• What needs to be done
Copy out, from the data below, each line in which the word "School" occurs.

____

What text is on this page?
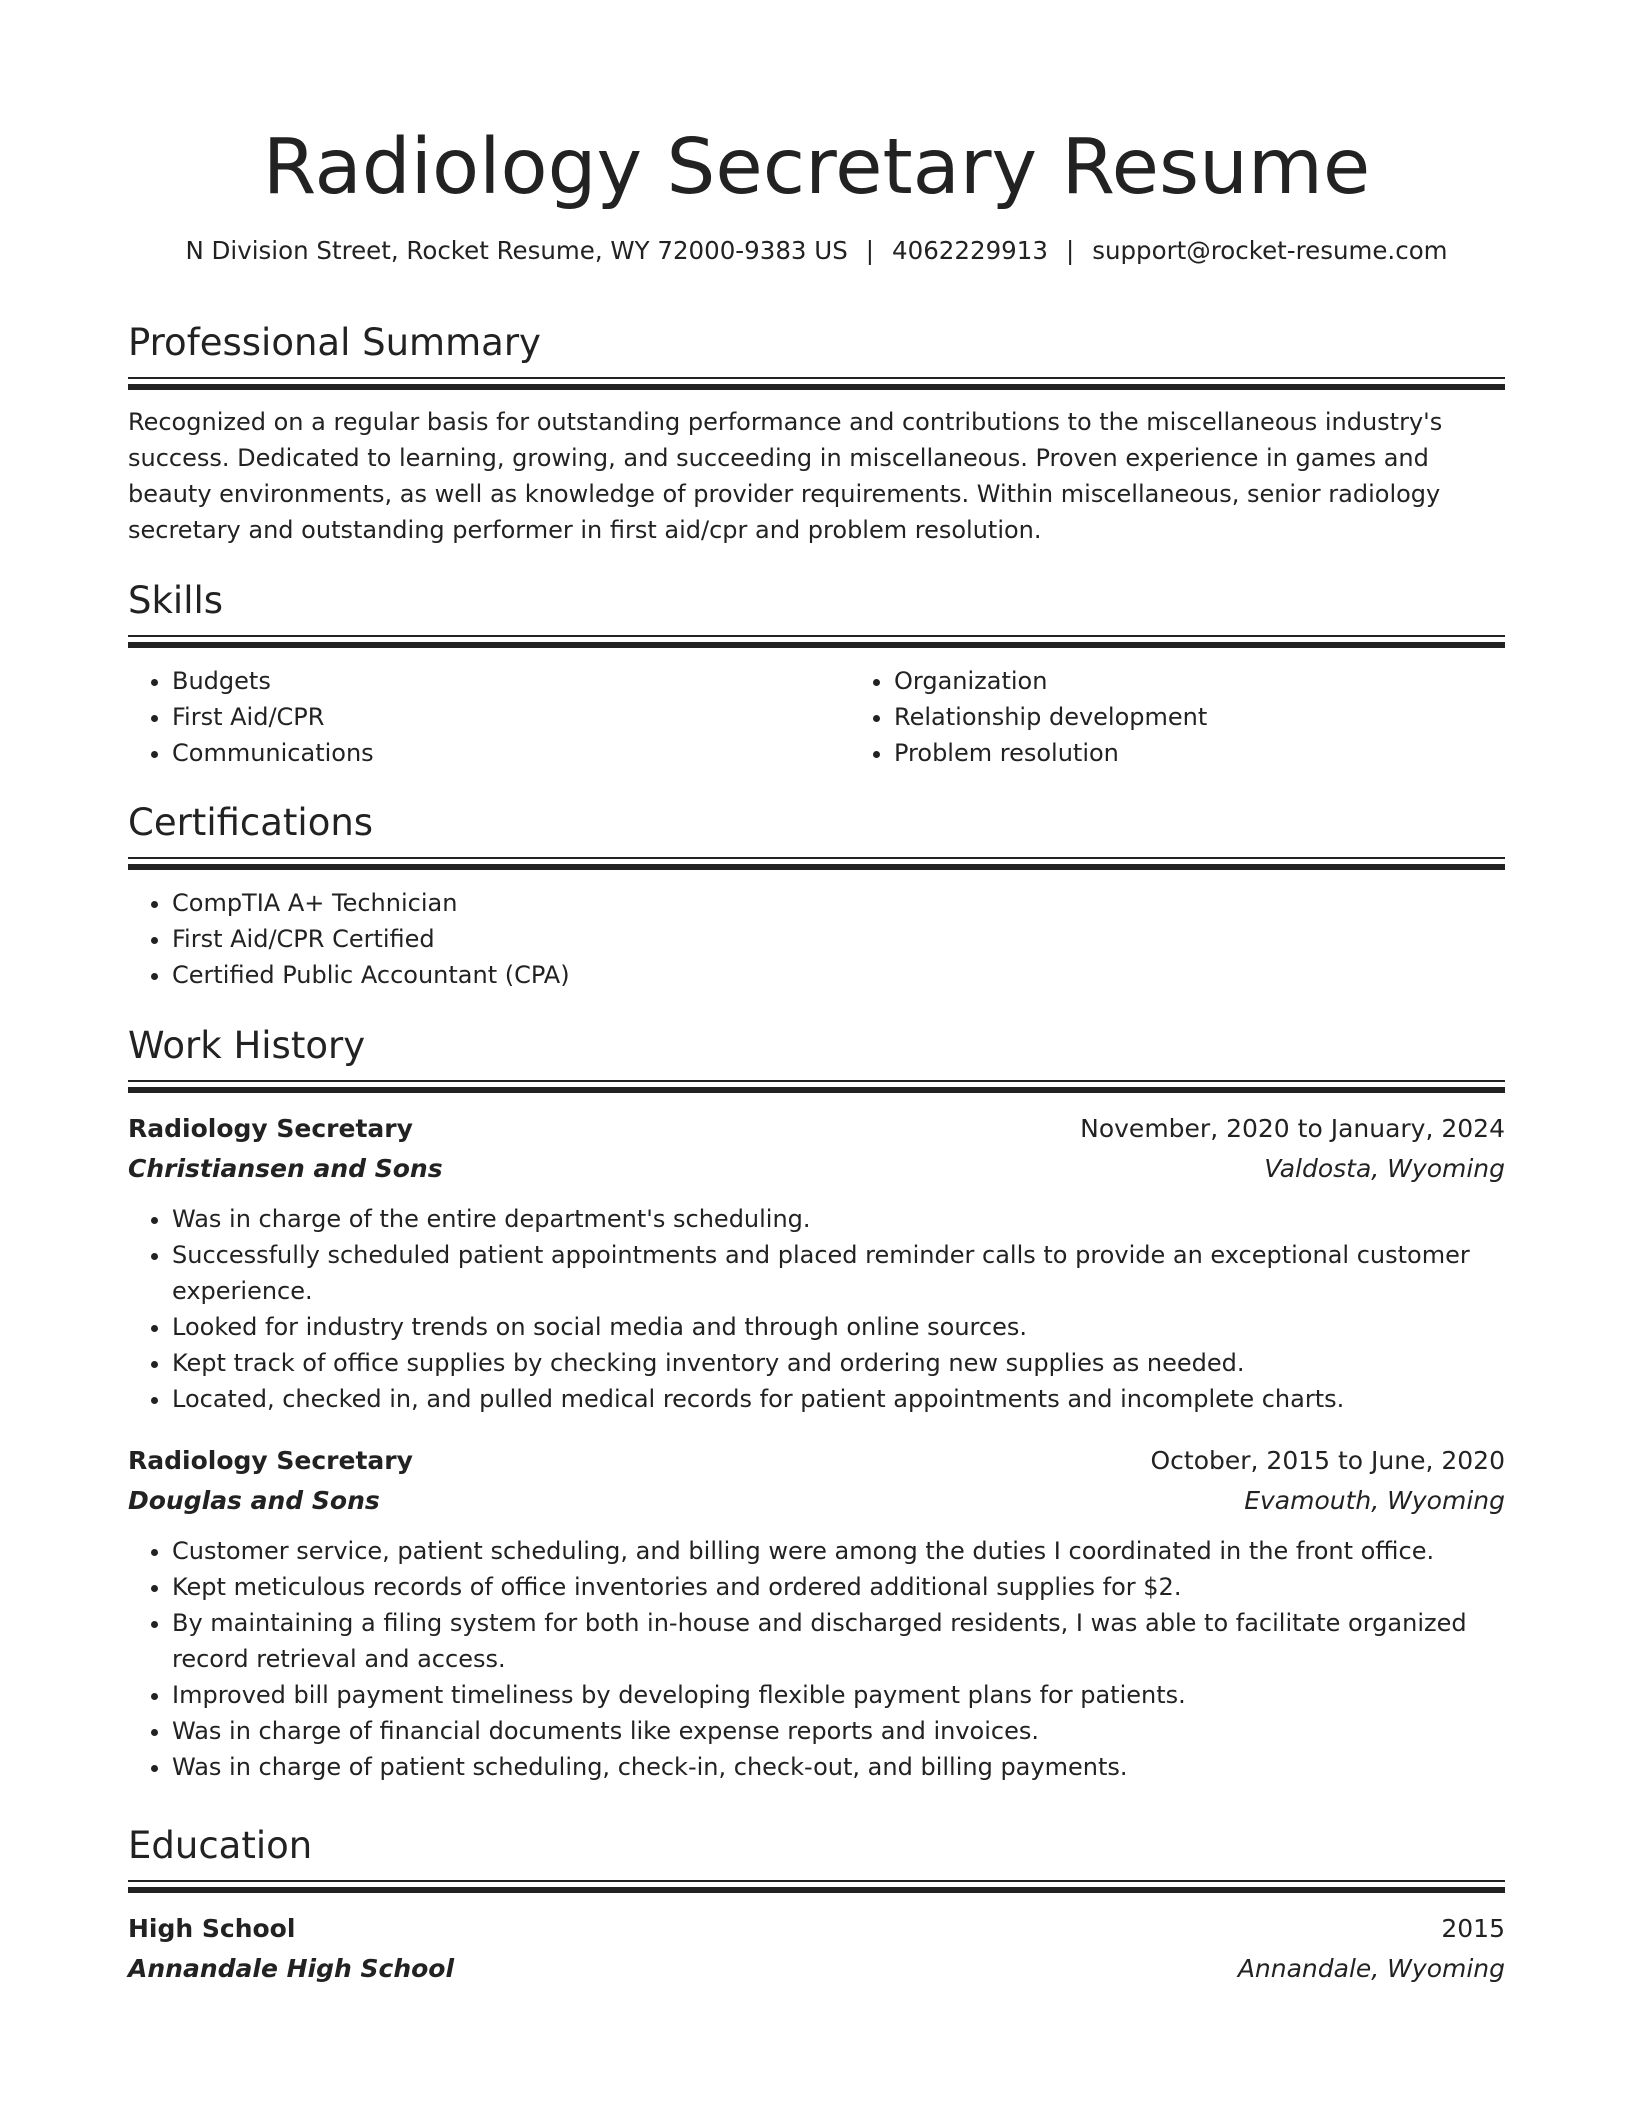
Radiology Secretary Resume
N Division Street, Rocket Resume, WY 72000-9383 US | 4062229913 | support@rocket-resume.com
Professional Summary
Recognized on a regular basis for outstanding performance and contributions to the miscellaneous industry's success. Dedicated to learning, growing, and succeeding in miscellaneous. Proven experience in games and beauty environments, as well as knowledge of provider requirements. Within miscellaneous, senior radiology secretary and outstanding performer in first aid/cpr and problem resolution.
Skills
• Budgets
• First Aid/CPR
• Communications
• Organization
• Relationship development
• Problem resolution
Certifications
• CompTIA A+ Technician
• First Aid/CPR Certified
• Certified Public Accountant (CPA)
Work History
Radiology Secretary	November, 2020 to January, 2024
Christiansen and Sons	Valdosta, Wyoming
• Was in charge of the entire department's scheduling.
• Successfully scheduled patient appointments and placed reminder calls to provide an exceptional customer experience.
• Looked for industry trends on social media and through online sources.
• Kept track of office supplies by checking inventory and ordering new supplies as needed.
• Located, checked in, and pulled medical records for patient appointments and incomplete charts.
Radiology Secretary	October, 2015 to June, 2020
Douglas and Sons	Evamouth, Wyoming
• Customer service, patient scheduling, and billing were among the duties I coordinated in the front office.
• Kept meticulous records of office inventories and ordered additional supplies for $2.
• By maintaining a filing system for both in-house and discharged residents, I was able to facilitate organized record retrieval and access.
• Improved bill payment timeliness by developing flexible payment plans for patients.
• Was in charge of financial documents like expense reports and invoices.
• Was in charge of patient scheduling, check-in, check-out, and billing payments.
Education
High School	2015
Annandale High School	Annandale, Wyoming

____

• Exercise result
High School	2015
Annandale High School	Annandale, Wyoming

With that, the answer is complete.